§ **What is required**
Skip all pictures, then print the remaining material exactly.

§ **Data lines**
━━━━
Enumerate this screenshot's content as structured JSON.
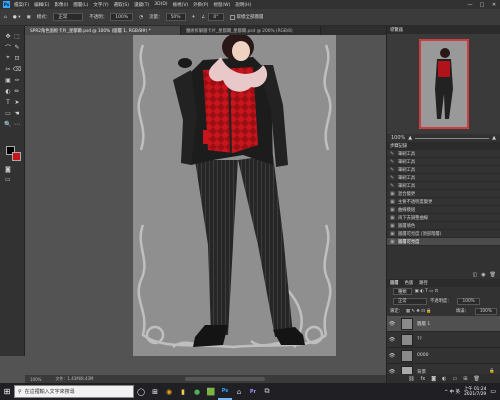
{
  "menubar": {
    "logo": "Ps",
    "items": [
      "檔案(F)",
      "編輯(E)",
      "影像(I)",
      "圖層(L)",
      "文字(Y)",
      "選取(S)",
      "濾鏡(T)",
      "3D(D)",
      "檢視(V)",
      "外掛(P)",
      "視窗(W)",
      "說明(H)"
    ],
    "controls": [
      "—",
      "□",
      "✕"
    ]
  },
  "options": {
    "mode_label": "模式：",
    "mode_value": "正常",
    "opacity_label": "不透明：",
    "opacity_value": "100%",
    "flow_label": "流量：",
    "flow_value": "50%",
    "angle_value": "0°",
    "sample_label": "取樣全部圖層"
  },
  "tabs": [
    {
      "label": "SPR2角色面板卡片_星都爾.psd @ 100% (圖層 1, RGB/8#) *",
      "active": true
    },
    {
      "label": "魔術拆解圖卡片_星都爾_星都爾.psd @ 200% (RGB/8)",
      "active": false
    }
  ],
  "tools": [
    "✥",
    "⬚",
    "⌒",
    "✎",
    "⌖",
    "⊡",
    "✂",
    "⌫",
    "▣",
    "✑",
    "◐",
    "✏",
    "T",
    "➤",
    "▭",
    "☚",
    "🔍",
    "⋯"
  ],
  "status": {
    "zoom": "100%",
    "docsize": "文件：1.43M/8.43M"
  },
  "navigator": {
    "title": "導覽器",
    "zoom": "100%"
  },
  "history": {
    "title": "步驟記錄",
    "items": [
      "筆刷工具",
      "筆刷工具",
      "筆刷工具",
      "筆刷工具",
      "筆刷工具",
      "混合變更",
      "主要不透明度變更",
      "曲線模組",
      "再下去調整曲線",
      "圖層填色",
      "圖層可見度 (頂部階層)",
      "圖層可見度"
    ],
    "selected_index": 11
  },
  "layers": {
    "tabs": [
      "圖層",
      "色版",
      "路徑"
    ],
    "kind_label": "種類",
    "blend_value": "正常",
    "opacity_label": "不透明度：",
    "opacity_value": "100%",
    "lock_label": "鎖定：",
    "fill_label": "填滿：",
    "fill_value": "100%",
    "items": [
      {
        "name": "圖層 1",
        "selected": true
      },
      {
        "name": "??",
        "selected": false
      },
      {
        "name": "0000",
        "selected": false
      },
      {
        "name": "背景",
        "selected": false
      }
    ]
  },
  "taskbar": {
    "search_placeholder": "在這裡輸入文字來搜尋",
    "apps": [
      "◯",
      "⊞",
      "◉",
      "▮",
      "●",
      "🟩",
      "Ps",
      "⌂",
      "Pr",
      "⧉"
    ],
    "active_app_index": 6,
    "time": "上午 01:24",
    "date": "2021/7/29",
    "tray": "^ 中 英"
  },
  "colors": {
    "accent": "#31a8ff",
    "foreground_color": "#000000",
    "background_color": "#c4141c"
  }
}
━━━━
§ **Expected answer**
Enumerate this screenshot's content as structured JSON.
{
  "menubar": {
    "logo": "Ps",
    "items": [
      "檔案(F)",
      "編輯(E)",
      "影像(I)",
      "圖層(L)",
      "文字(Y)",
      "選取(S)",
      "濾鏡(T)",
      "3D(D)",
      "檢視(V)",
      "外掛(P)",
      "視窗(W)",
      "說明(H)"
    ],
    "controls": [
      "—",
      "□",
      "✕"
    ]
  },
  "options": {
    "mode_label": "模式：",
    "mode_value": "正常",
    "opacity_label": "不透明：",
    "opacity_value": "100%",
    "flow_label": "流量：",
    "flow_value": "50%",
    "angle_value": "0°",
    "sample_label": "取樣全部圖層"
  },
  "tabs": [
    {
      "label": "SPR2角色面板卡片_星都爾.psd @ 100% (圖層 1, RGB/8#) *",
      "active": true
    },
    {
      "label": "魔術拆解圖卡片_星都爾_星都爾.psd @ 200% (RGB/8)",
      "active": false
    }
  ],
  "tools": [
    "✥",
    "⬚",
    "⌒",
    "✎",
    "⌖",
    "⊡",
    "✂",
    "⌫",
    "▣",
    "✑",
    "◐",
    "✏",
    "T",
    "➤",
    "▭",
    "☚",
    "🔍",
    "⋯"
  ],
  "status": {
    "zoom": "100%",
    "docsize": "文件：1.43M/8.43M"
  },
  "navigator": {
    "title": "導覽器",
    "zoom": "100%"
  },
  "history": {
    "title": "步驟記錄",
    "items": [
      "筆刷工具",
      "筆刷工具",
      "筆刷工具",
      "筆刷工具",
      "筆刷工具",
      "混合變更",
      "主要不透明度變更",
      "曲線模組",
      "再下去調整曲線",
      "圖層填色",
      "圖層可見度 (頂部階層)",
      "圖層可見度"
    ],
    "selected_index": 11
  },
  "layers": {
    "tabs": [
      "圖層",
      "色版",
      "路徑"
    ],
    "kind_label": "種類",
    "blend_value": "正常",
    "opacity_label": "不透明度：",
    "opacity_value": "100%",
    "lock_label": "鎖定：",
    "fill_label": "填滿：",
    "fill_value": "100%",
    "items": [
      {
        "name": "圖層 1",
        "selected": true
      },
      {
        "name": "??",
        "selected": false
      },
      {
        "name": "0000",
        "selected": false
      },
      {
        "name": "背景",
        "selected": false
      }
    ]
  },
  "taskbar": {
    "search_placeholder": "在這裡輸入文字來搜尋",
    "apps": [
      "◯",
      "⊞",
      "◉",
      "▮",
      "●",
      "🟩",
      "Ps",
      "⌂",
      "Pr",
      "⧉"
    ],
    "active_app_index": 6,
    "time": "上午 01:24",
    "date": "2021/7/29",
    "tray": "^ 中 英"
  },
  "colors": {
    "accent": "#31a8ff",
    "foreground_color": "#000000",
    "background_color": "#c4141c"
  }
}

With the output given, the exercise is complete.